** Start of SUPPLIED PASSAGE **
In the North, ethnic national consciousness offered the grounds for the formation of a belief that Koreans are a chosen people, a position that became the epistemological basis for the juche ideology and the recent "theory of the Korean nation as number one." Ethnic nationalism could also play an integrative role in a unification process, as this self-ascribed identity of homogeneity can serve as the basis for the initial impetus toward unification, if not as the stable foundation of a unified Korea.

At the same time, such a blood-based ethnic national identity became a totalitarian force in politics, culture, and society. Individuals were considered only part of an abstract whole, and citizens were asked to sacrifice individual freedom and civil rights for the collectivity.

Nation was also used as a trump card to override other competing identities as well as to justify violations of human and civic rights in both Koreas in the name of the "nation." The power of nationalism has thus hindered cultural and social diversity and tolerance in Korean society.

The dominance of collectivistic, ethnic nationalism constrained space for liberalism in the public sphere. In its formative years of nation building, nationalism developed in opposition to liberalism and these two ideologies were mistakenly positioned against each other. This historical legacy led to the poverty of modern thought in Korea, including liberalism, conservatism, and radicalism. A lack of a liberal base, for instance, made Korean conservatism highly vulnerable to manipulation by authoritarian leaders.

Ironically, the very belief in ethnic unity has also produced tension and conflict between the two Koreas over the last half-century. The prevailing sense of unity in the face of territorial partition has provoked contention over who truly represents the Korean ethnic nation versus who is at fault for undermining that Korean unity. This battle for true national representation helps to explain highly charged inter-Korea conflict, including the Korean War that killed millions of fellows in the name of "national liberation."

Challenges and Future Tasks

Ethnic nationalism will remain an important organizing principle of Korean society. Neither democratization nor globalization has been able to uproot the power of nationalism. It would thus be wrong and dangerous to ignore or underestimate its power, treating it as a mere myth or something to pass away in due course. At the same time, we can't remain simply content with its current role, either.

Instead, it should be recognized that ethnic nationalism has become a dominant force in Korean society and politics and that it can be oppressive and dangerous when fused with racism and other essentialist ideologies. Koreans must strive to find ways to mitigate its potential harmful effects and use it in constructive manner. In particular, Koreans must promote cultural diversity and tolerance, and establish democratic institutions that can contain the repressive, essentialist elements of ethnic nationalism.

This important task is urgent because Korea, on the contrary to popular perception, is becoming a multiethnic society. Today about a half-million migrant labor workers, with the majority coming from China and Southeast Asia, live in the South. Only a decade ago, the number was less than one hundred thousand. Similarly more than one out of 10 marriages is "international," meaning that the spouse is nonethnic Korean (reaching 13.6 percent in 2005). Considering that the figure was only 1.7 percent in 1994, Korea is fast becoming a multiethnic society.

Despite new realities, however, perception and institutions are slow to change. Most Koreans still have stronger attachment to "ethnic Koreans living in foreign countries" than to "ethnic non-Koreans living in Korea." It is also much easier for a Korean-American who to "recover" Korean citizenship than for an Indonesian migrant worker living in Korea to obtain Korean citizenship. This is true even if the Indonesian worker might be more culturally and linguistically Korean than a Korean-American.
** End of SUPPLIED PASSAGE **
** Start of DATASET EXTRACT **
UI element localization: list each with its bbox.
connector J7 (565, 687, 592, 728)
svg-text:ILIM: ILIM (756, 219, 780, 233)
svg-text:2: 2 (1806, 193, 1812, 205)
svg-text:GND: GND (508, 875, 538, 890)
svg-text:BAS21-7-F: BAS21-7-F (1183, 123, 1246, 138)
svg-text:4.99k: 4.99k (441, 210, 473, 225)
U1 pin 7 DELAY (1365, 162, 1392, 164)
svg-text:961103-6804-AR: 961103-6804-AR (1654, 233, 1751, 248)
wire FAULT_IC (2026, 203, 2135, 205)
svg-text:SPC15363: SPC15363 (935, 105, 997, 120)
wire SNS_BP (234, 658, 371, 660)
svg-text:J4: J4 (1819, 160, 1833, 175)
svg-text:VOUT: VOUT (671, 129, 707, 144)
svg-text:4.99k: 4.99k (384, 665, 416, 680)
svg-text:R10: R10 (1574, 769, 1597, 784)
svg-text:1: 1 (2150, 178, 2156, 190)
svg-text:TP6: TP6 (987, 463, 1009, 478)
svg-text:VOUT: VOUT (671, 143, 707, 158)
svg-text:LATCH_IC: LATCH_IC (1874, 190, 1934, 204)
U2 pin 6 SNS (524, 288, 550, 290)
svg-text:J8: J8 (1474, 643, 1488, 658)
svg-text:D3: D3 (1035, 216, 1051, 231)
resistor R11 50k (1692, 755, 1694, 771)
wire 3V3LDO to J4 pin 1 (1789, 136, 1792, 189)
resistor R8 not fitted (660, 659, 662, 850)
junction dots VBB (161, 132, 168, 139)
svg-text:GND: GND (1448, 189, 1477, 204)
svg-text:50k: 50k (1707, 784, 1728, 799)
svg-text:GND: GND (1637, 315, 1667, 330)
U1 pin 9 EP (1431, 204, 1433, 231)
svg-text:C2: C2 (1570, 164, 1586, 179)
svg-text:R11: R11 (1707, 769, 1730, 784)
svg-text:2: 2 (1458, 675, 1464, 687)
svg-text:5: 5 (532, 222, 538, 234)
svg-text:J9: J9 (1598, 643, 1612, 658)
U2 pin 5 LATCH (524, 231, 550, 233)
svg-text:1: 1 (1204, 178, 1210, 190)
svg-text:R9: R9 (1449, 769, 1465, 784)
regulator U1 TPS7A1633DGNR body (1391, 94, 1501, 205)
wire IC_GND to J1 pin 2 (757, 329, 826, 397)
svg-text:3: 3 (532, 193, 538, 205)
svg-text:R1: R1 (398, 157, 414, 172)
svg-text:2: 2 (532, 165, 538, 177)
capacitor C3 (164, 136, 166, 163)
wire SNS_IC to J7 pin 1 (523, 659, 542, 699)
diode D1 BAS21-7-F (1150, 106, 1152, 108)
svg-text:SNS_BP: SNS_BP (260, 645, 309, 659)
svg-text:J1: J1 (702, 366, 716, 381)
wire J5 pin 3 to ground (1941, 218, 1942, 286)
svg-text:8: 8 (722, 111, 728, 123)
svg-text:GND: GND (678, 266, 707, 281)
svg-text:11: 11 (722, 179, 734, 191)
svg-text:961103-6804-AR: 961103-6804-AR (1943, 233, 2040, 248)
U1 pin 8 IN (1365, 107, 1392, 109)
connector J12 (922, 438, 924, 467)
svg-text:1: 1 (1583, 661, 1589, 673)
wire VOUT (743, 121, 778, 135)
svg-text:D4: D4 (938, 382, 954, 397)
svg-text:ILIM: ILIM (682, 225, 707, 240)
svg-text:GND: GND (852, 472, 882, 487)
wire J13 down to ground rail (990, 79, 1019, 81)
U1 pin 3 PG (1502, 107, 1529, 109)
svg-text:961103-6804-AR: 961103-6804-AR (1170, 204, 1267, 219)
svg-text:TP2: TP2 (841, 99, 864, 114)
** End of DATASET EXTRACT **
■ **REQUIRED TASKS**
a. Check each statement against the passage on Korean ethnic nationalism. For each, answer yes or no and quote the words from the passage that settle it. (i) Globalization has uprooted the power of nationalism in Korea. (ii) International marriages reached 13.6 percent in 2005. (iii) Most migrant labor workers in the South come from Japan.
b. In one to three sentences, explain why the passage on Korean ethnic nationalism calls promoting cultural diversity and tolerance an urgent task.

■ **EXERCISE RESULTS**
a.
(i) No: "Neither democratization nor globalization has been able to uproot the power of nationalism."
(ii) Yes: "reaching 13.6 percent in 2005"
(iii) No: "with the majority coming from China and Southeast Asia"

b. It is urgent because Korea is becoming a multiethnic society, contrary to popular perception. About half a million migrant workers now live in the South, up from fewer than one hundred thousand a decade earlier. International marriages rose from 1.7 percent in 1994 to 13.6 percent in 2005.